(GIVEN EXERCISE): Give back only the lines from the one with "What's the underlying" through the last line of the data, exactly as they appear.

________________________________________

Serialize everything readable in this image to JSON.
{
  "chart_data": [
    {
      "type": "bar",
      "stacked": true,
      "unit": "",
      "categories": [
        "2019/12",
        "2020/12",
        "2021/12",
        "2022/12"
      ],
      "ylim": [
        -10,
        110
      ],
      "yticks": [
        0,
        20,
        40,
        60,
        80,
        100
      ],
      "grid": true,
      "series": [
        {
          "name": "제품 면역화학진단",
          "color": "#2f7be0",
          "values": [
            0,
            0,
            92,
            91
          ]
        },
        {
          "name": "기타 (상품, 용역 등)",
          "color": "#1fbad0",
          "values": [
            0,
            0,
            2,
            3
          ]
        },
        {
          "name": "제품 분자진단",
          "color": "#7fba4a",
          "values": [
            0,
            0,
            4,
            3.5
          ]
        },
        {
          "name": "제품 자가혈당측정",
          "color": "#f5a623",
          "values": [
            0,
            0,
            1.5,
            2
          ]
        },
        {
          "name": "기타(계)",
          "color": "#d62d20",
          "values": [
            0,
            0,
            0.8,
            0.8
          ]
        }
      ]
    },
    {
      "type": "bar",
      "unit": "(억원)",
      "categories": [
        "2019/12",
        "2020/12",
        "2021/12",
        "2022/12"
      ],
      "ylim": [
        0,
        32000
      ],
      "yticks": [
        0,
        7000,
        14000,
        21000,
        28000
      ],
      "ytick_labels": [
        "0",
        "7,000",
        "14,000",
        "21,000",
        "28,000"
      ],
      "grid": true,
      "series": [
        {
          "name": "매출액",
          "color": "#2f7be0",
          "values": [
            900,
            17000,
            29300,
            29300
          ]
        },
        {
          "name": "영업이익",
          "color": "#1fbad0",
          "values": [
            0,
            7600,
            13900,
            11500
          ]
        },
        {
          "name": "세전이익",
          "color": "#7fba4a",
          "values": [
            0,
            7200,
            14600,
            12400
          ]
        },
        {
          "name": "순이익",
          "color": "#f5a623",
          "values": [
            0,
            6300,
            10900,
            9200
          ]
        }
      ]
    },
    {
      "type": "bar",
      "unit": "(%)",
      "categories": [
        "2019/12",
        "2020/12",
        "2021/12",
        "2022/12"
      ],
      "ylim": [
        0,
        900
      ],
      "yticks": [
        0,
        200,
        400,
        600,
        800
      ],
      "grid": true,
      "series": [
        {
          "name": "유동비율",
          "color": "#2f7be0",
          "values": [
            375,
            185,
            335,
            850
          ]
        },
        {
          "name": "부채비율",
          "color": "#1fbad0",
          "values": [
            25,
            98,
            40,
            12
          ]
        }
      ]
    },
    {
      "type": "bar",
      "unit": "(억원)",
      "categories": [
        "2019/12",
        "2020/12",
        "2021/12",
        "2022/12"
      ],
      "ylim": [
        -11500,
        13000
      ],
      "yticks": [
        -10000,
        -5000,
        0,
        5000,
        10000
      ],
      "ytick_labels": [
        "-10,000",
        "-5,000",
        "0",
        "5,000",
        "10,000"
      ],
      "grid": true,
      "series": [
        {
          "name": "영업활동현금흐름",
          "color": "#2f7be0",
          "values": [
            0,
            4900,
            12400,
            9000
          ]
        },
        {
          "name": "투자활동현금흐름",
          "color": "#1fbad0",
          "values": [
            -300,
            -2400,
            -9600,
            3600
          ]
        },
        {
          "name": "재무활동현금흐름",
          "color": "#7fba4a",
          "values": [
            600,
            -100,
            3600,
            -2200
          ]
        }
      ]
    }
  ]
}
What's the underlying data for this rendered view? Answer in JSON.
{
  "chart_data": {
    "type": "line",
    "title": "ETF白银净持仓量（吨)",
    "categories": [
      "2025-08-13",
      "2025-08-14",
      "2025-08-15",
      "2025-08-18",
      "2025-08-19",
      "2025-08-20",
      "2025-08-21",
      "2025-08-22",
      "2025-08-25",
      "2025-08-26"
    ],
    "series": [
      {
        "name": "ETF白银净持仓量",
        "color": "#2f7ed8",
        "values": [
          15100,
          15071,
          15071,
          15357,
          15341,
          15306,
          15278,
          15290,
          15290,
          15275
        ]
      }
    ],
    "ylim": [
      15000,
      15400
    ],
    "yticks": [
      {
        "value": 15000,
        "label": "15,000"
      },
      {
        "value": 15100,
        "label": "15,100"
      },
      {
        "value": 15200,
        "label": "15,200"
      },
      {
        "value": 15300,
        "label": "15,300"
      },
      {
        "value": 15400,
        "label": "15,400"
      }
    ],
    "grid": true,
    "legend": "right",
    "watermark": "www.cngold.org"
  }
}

________________________________________

(TASK RESULT):
What's the underlying data for this rendered view? Answer in JSON.
{
  "chart_data": {
    "type": "line",
    "title": "ETF白银净持仓量（吨)",
    "categories": [
      "2025-08-13",
      "2025-08-14",
      "2025-08-15",
      "2025-08-18",
      "2025-08-19",
      "2025-08-20",
      "2025-08-21",
      "2025-08-22",
      "2025-08-25",
      "2025-08-26"
    ],
    "series": [
      {
        "name": "ETF白银净持仓量",
        "color": "#2f7ed8",
        "values": [
          15100,
          15071,
          15071,
          15357,
          15341,
          15306,
          15278,
          15290,
          15290,
          15275
        ]
      }
    ],
    "ylim": [
      15000,
      15400
    ],
    "yticks": [
      {
        "value": 15000,
        "label": "15,000"
      },
      {
        "value": 15100,
        "label": "15,100"
      },
      {
        "value": 15200,
        "label": "15,200"
      },
      {
        "value": 15300,
        "label": "15,300"
      },
      {
        "value": 15400,
        "label": "15,400"
      }
    ],
    "grid": true,
    "legend": "right",
    "watermark": "www.cngold.org"
  }
}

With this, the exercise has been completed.